_Figure dataset records_
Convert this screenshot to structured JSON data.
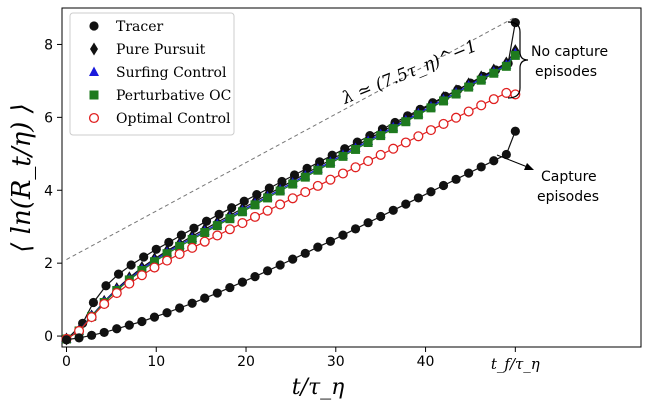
{
  "chart_data": {
    "type": "line",
    "xlabel": "t/τ_η",
    "ylabel": "⟨ ln(R_t/η) ⟩",
    "xlim": [
      -0.5,
      64
    ],
    "ylim": [
      -0.3,
      9.0
    ],
    "xticks": [
      0,
      10,
      20,
      30,
      40
    ],
    "yticks": [
      0,
      2,
      4,
      6,
      8
    ],
    "extra_xtick": {
      "x": 50,
      "label": "t_f/τ_η"
    },
    "legend_position": "top-left",
    "grid": false,
    "series": [
      {
        "name": "Tracer",
        "marker": "circle-filled",
        "color": "#111111",
        "x": [
          0,
          1.8,
          3,
          4.4,
          5.8,
          7.2,
          8.6,
          10,
          11.4,
          12.8,
          14.2,
          15.6,
          17,
          18.4,
          19.8,
          21.2,
          22.6,
          24,
          25.4,
          26.8,
          28.2,
          29.6,
          31,
          32.4,
          33.8,
          35.2,
          36.6,
          38,
          39.4,
          40.8,
          42.2,
          43.6,
          45,
          46.4,
          47.8,
          49.2,
          50
        ],
        "y": [
          -0.1,
          0.35,
          0.92,
          1.38,
          1.7,
          1.95,
          2.17,
          2.38,
          2.57,
          2.77,
          2.96,
          3.15,
          3.34,
          3.52,
          3.7,
          3.88,
          4.06,
          4.24,
          4.42,
          4.6,
          4.78,
          4.96,
          5.14,
          5.32,
          5.5,
          5.68,
          5.86,
          6.04,
          6.22,
          6.4,
          6.58,
          6.76,
          6.94,
          7.12,
          7.3,
          7.48,
          8.6
        ]
      },
      {
        "name": "Pure Pursuit",
        "marker": "diamond-filled",
        "color": "#111111",
        "x": [
          0,
          1.4,
          2.8,
          4.2,
          5.6,
          7,
          8.4,
          9.8,
          11.2,
          12.6,
          14,
          15.4,
          16.8,
          18.2,
          19.6,
          21,
          22.4,
          23.8,
          25.2,
          26.6,
          28,
          29.4,
          30.8,
          32.2,
          33.6,
          35,
          36.4,
          37.8,
          39.2,
          40.6,
          42,
          43.4,
          44.8,
          46.2,
          47.6,
          49,
          50
        ],
        "y": [
          -0.08,
          0.15,
          0.55,
          0.95,
          1.3,
          1.6,
          1.88,
          2.12,
          2.34,
          2.54,
          2.74,
          2.93,
          3.12,
          3.31,
          3.5,
          3.69,
          3.88,
          4.07,
          4.26,
          4.45,
          4.64,
          4.83,
          5.02,
          5.21,
          5.4,
          5.59,
          5.78,
          5.97,
          6.16,
          6.35,
          6.54,
          6.73,
          6.92,
          7.11,
          7.3,
          7.49,
          7.83
        ]
      },
      {
        "name": "Surfing Control",
        "marker": "triangle-filled",
        "color": "#1a1adc",
        "x": [
          0,
          1.4,
          2.8,
          4.2,
          5.6,
          7,
          8.4,
          9.8,
          11.2,
          12.6,
          14,
          15.4,
          16.8,
          18.2,
          19.6,
          21,
          22.4,
          23.8,
          25.2,
          26.6,
          28,
          29.4,
          30.8,
          32.2,
          33.6,
          35,
          36.4,
          37.8,
          39.2,
          40.6,
          42,
          43.4,
          44.8,
          46.2,
          47.6,
          49,
          50
        ],
        "y": [
          -0.08,
          0.15,
          0.55,
          0.94,
          1.28,
          1.57,
          1.84,
          2.08,
          2.3,
          2.5,
          2.69,
          2.88,
          3.07,
          3.26,
          3.45,
          3.64,
          3.83,
          4.02,
          4.21,
          4.4,
          4.59,
          4.78,
          4.97,
          5.16,
          5.35,
          5.54,
          5.73,
          5.92,
          6.11,
          6.3,
          6.49,
          6.68,
          6.87,
          7.06,
          7.25,
          7.44,
          7.76
        ]
      },
      {
        "name": "Perturbative OC",
        "marker": "square-filled",
        "color": "#1e7a1e",
        "x": [
          0,
          1.4,
          2.8,
          4.2,
          5.6,
          7,
          8.4,
          9.8,
          11.2,
          12.6,
          14,
          15.4,
          16.8,
          18.2,
          19.6,
          21,
          22.4,
          23.8,
          25.2,
          26.6,
          28,
          29.4,
          30.8,
          32.2,
          33.6,
          35,
          36.4,
          37.8,
          39.2,
          40.6,
          42,
          43.4,
          44.8,
          46.2,
          47.6,
          49,
          50
        ],
        "y": [
          -0.08,
          0.14,
          0.54,
          0.92,
          1.25,
          1.54,
          1.8,
          2.04,
          2.26,
          2.46,
          2.65,
          2.84,
          3.03,
          3.22,
          3.41,
          3.6,
          3.79,
          3.98,
          4.17,
          4.36,
          4.55,
          4.74,
          4.93,
          5.12,
          5.31,
          5.5,
          5.69,
          5.88,
          6.07,
          6.26,
          6.45,
          6.64,
          6.83,
          7.02,
          7.21,
          7.4,
          7.7
        ]
      },
      {
        "name": "Optimal Control",
        "marker": "circle-open",
        "color": "#e02020",
        "x": [
          0,
          1.4,
          2.8,
          4.2,
          5.6,
          7,
          8.4,
          9.8,
          11.2,
          12.6,
          14,
          15.4,
          16.8,
          18.2,
          19.6,
          21,
          22.4,
          23.8,
          25.2,
          26.6,
          28,
          29.4,
          30.8,
          32.2,
          33.6,
          35,
          36.4,
          37.8,
          39.2,
          40.6,
          42,
          43.4,
          44.8,
          46.2,
          47.6,
          49,
          50
        ],
        "y": [
          -0.08,
          0.14,
          0.52,
          0.88,
          1.18,
          1.44,
          1.67,
          1.88,
          2.07,
          2.25,
          2.42,
          2.59,
          2.76,
          2.93,
          3.1,
          3.27,
          3.44,
          3.61,
          3.78,
          3.95,
          4.12,
          4.29,
          4.46,
          4.63,
          4.8,
          4.97,
          5.14,
          5.31,
          5.48,
          5.65,
          5.82,
          5.99,
          6.16,
          6.33,
          6.5,
          6.67,
          6.63
        ]
      },
      {
        "name": "",
        "marker": "circle-filled",
        "color": "#111111",
        "x": [
          0,
          1.4,
          2.8,
          4.2,
          5.6,
          7,
          8.4,
          9.8,
          11.2,
          12.6,
          14,
          15.4,
          16.8,
          18.2,
          19.6,
          21,
          22.4,
          23.8,
          25.2,
          26.6,
          28,
          29.4,
          30.8,
          32.2,
          33.6,
          35,
          36.4,
          37.8,
          39.2,
          40.6,
          42,
          43.4,
          44.8,
          46.2,
          47.6,
          49,
          50
        ],
        "y": [
          -0.1,
          -0.05,
          0.02,
          0.1,
          0.2,
          0.3,
          0.4,
          0.52,
          0.64,
          0.77,
          0.9,
          1.04,
          1.18,
          1.33,
          1.48,
          1.63,
          1.79,
          1.95,
          2.11,
          2.27,
          2.44,
          2.6,
          2.77,
          2.94,
          3.11,
          3.28,
          3.45,
          3.62,
          3.79,
          3.96,
          4.13,
          4.3,
          4.47,
          4.64,
          4.81,
          4.98,
          5.62
        ]
      }
    ],
    "reference_line": {
      "x": [
        0,
        50
      ],
      "y": [
        2.1,
        8.75
      ],
      "style": "dashed",
      "color": "#777777"
    },
    "annotations": {
      "slope_label": "λ ≃ (7.5τ_η)^−1",
      "no_capture": [
        "No capture",
        "episodes"
      ],
      "capture": [
        "Capture",
        "episodes"
      ]
    }
  }
}
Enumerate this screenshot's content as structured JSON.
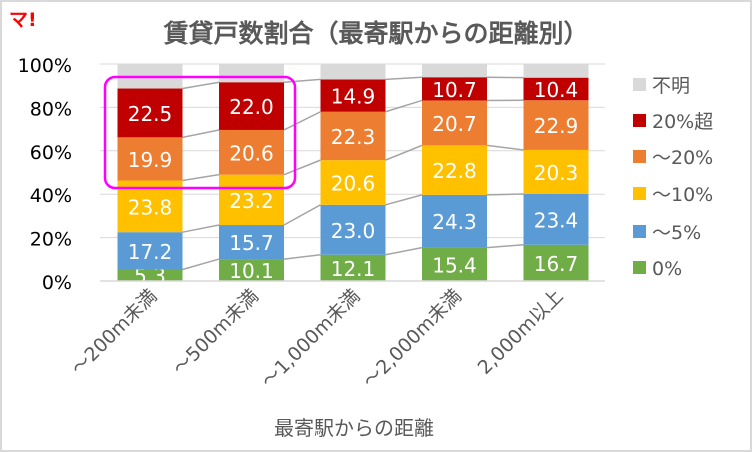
{
  "logo_text": "マ!",
  "chart_data": {
    "type": "bar",
    "stacked": true,
    "title": "賃貸戸数割合（最寄駅からの距離別）",
    "xlabel": "最寄駅からの距離",
    "ylabel": "",
    "ylim": [
      0,
      100
    ],
    "yticks": [
      "0%",
      "20%",
      "40%",
      "60%",
      "80%",
      "100%"
    ],
    "grid": true,
    "legend_position": "right",
    "categories": [
      "～200m未満",
      "～500m未満",
      "～1,000m未満",
      "～2,000m未満",
      "2,000m以上"
    ],
    "series": [
      {
        "name": "0%",
        "color": "#70ad47",
        "values": [
          5.3,
          10.1,
          12.1,
          15.4,
          16.7
        ]
      },
      {
        "name": "～5%",
        "color": "#5b9bd5",
        "values": [
          17.2,
          15.7,
          23.0,
          24.3,
          23.4
        ]
      },
      {
        "name": "～10%",
        "color": "#ffc000",
        "values": [
          23.8,
          23.2,
          20.6,
          22.8,
          20.3
        ]
      },
      {
        "name": "～20%",
        "color": "#ed7d31",
        "values": [
          19.9,
          20.6,
          22.3,
          20.7,
          22.9
        ]
      },
      {
        "name": "20%超",
        "color": "#c00000",
        "values": [
          22.5,
          22.0,
          14.9,
          10.7,
          10.4
        ]
      },
      {
        "name": "不明",
        "color": "#d9d9d9",
        "values": [
          11.3,
          8.4,
          7.1,
          6.1,
          6.3
        ],
        "labels_shown": false
      }
    ],
    "series_lines": true,
    "highlight": {
      "categories": [
        "～200m未満",
        "～500m未満"
      ],
      "series": [
        "～20%",
        "20%超"
      ],
      "color": "#ff00ff"
    }
  }
}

_Task description_
Among the records above, find each line holding the string "this" and pull it out.

_Response below_
Convert this screenshot to structured JSON data.
Enumerate this screenshot's content as structured JSON.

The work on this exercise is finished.